__Extracted material__:
____________________

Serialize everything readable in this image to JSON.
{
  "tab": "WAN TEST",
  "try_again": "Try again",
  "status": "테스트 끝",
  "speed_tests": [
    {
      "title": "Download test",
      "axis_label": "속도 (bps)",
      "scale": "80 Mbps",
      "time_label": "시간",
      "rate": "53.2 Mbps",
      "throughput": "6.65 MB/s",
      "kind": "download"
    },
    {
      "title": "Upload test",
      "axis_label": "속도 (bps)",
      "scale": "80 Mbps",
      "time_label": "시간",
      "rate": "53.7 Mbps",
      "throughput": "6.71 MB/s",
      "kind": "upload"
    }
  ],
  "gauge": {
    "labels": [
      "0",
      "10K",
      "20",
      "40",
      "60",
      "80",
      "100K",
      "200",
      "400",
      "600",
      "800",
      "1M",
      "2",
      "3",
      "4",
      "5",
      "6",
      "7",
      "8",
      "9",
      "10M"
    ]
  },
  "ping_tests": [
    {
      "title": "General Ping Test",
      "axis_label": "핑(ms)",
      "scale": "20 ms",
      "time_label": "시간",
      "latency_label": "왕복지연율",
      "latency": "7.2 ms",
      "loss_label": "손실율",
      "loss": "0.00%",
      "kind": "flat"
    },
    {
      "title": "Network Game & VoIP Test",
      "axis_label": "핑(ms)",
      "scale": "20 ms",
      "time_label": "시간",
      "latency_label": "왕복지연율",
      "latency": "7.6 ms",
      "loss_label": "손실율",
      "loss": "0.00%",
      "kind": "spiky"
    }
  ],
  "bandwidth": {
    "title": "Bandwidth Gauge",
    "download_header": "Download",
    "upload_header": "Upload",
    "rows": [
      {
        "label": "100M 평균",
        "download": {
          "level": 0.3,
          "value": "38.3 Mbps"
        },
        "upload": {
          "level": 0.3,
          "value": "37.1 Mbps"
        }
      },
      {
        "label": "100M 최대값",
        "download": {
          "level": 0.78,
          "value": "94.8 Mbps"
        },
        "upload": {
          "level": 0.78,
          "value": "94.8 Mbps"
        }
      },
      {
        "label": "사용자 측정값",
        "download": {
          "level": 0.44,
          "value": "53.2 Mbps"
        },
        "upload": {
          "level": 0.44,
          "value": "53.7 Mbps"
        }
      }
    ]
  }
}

____________________

Restate each entry exactly, skipping none.

Serialize everything readable in this image to JSON.
{
  "tab": "WAN TEST",
  "try_again": "Try again",
  "status": "테스트 끝",
  "speed_tests": [
    {
      "title": "Download test",
      "axis_label": "속도 (bps)",
      "scale": "80 Mbps",
      "time_label": "시간",
      "rate": "53.2 Mbps",
      "throughput": "6.65 MB/s",
      "kind": "download"
    },
    {
      "title": "Upload test",
      "axis_label": "속도 (bps)",
      "scale": "80 Mbps",
      "time_label": "시간",
      "rate": "53.7 Mbps",
      "throughput": "6.71 MB/s",
      "kind": "upload"
    }
  ],
  "gauge": {
    "labels": [
      "0",
      "10K",
      "20",
      "40",
      "60",
      "80",
      "100K",
      "200",
      "400",
      "600",
      "800",
      "1M",
      "2",
      "3",
      "4",
      "5",
      "6",
      "7",
      "8",
      "9",
      "10M"
    ]
  },
  "ping_tests": [
    {
      "title": "General Ping Test",
      "axis_label": "핑(ms)",
      "scale": "20 ms",
      "time_label": "시간",
      "latency_label": "왕복지연율",
      "latency": "7.2 ms",
      "loss_label": "손실율",
      "loss": "0.00%",
      "kind": "flat"
    },
    {
      "title": "Network Game & VoIP Test",
      "axis_label": "핑(ms)",
      "scale": "20 ms",
      "time_label": "시간",
      "latency_label": "왕복지연율",
      "latency": "7.6 ms",
      "loss_label": "손실율",
      "loss": "0.00%",
      "kind": "spiky"
    }
  ],
  "bandwidth": {
    "title": "Bandwidth Gauge",
    "download_header": "Download",
    "upload_header": "Upload",
    "rows": [
      {
        "label": "100M 평균",
        "download": {
          "level": 0.3,
          "value": "38.3 Mbps"
        },
        "upload": {
          "level": 0.3,
          "value": "37.1 Mbps"
        }
      },
      {
        "label": "100M 최대값",
        "download": {
          "level": 0.78,
          "value": "94.8 Mbps"
        },
        "upload": {
          "level": 0.78,
          "value": "94.8 Mbps"
        }
      },
      {
        "label": "사용자 측정값",
        "download": {
          "level": 0.44,
          "value": "53.2 Mbps"
        },
        "upload": {
          "level": 0.44,
          "value": "53.7 Mbps"
        }
      }
    ]
  }
}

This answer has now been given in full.